Given instruction :: Make an exact copy of the listing below.

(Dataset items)
==========
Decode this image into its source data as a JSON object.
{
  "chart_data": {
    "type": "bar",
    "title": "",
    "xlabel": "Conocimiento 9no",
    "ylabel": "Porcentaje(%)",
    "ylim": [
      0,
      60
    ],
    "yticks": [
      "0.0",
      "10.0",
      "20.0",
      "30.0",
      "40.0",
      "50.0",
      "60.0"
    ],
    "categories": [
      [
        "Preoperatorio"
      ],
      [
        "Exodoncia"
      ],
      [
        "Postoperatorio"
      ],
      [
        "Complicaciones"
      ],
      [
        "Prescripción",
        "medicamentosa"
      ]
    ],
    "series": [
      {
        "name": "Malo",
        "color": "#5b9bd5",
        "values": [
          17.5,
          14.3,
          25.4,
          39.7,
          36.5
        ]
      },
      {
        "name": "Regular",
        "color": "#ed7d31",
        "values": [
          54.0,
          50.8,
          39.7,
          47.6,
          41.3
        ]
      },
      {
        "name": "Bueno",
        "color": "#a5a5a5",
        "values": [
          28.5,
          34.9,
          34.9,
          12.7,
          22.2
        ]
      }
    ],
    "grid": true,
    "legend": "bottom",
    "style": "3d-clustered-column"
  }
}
==========
Written answer ::
Decode this image into its source data as a JSON object.
{
  "chart_data": {
    "type": "bar",
    "title": "",
    "xlabel": "Conocimiento 9no",
    "ylabel": "Porcentaje(%)",
    "ylim": [
      0,
      60
    ],
    "yticks": [
      "0.0",
      "10.0",
      "20.0",
      "30.0",
      "40.0",
      "50.0",
      "60.0"
    ],
    "categories": [
      [
        "Preoperatorio"
      ],
      [
        "Exodoncia"
      ],
      [
        "Postoperatorio"
      ],
      [
        "Complicaciones"
      ],
      [
        "Prescripción",
        "medicamentosa"
      ]
    ],
    "series": [
      {
        "name": "Malo",
        "color": "#5b9bd5",
        "values": [
          17.5,
          14.3,
          25.4,
          39.7,
          36.5
        ]
      },
      {
        "name": "Regular",
        "color": "#ed7d31",
        "values": [
          54.0,
          50.8,
          39.7,
          47.6,
          41.3
        ]
      },
      {
        "name": "Bueno",
        "color": "#a5a5a5",
        "values": [
          28.5,
          34.9,
          34.9,
          12.7,
          22.2
        ]
      }
    ],
    "grid": true,
    "legend": "bottom",
    "style": "3d-clustered-column"
  }
}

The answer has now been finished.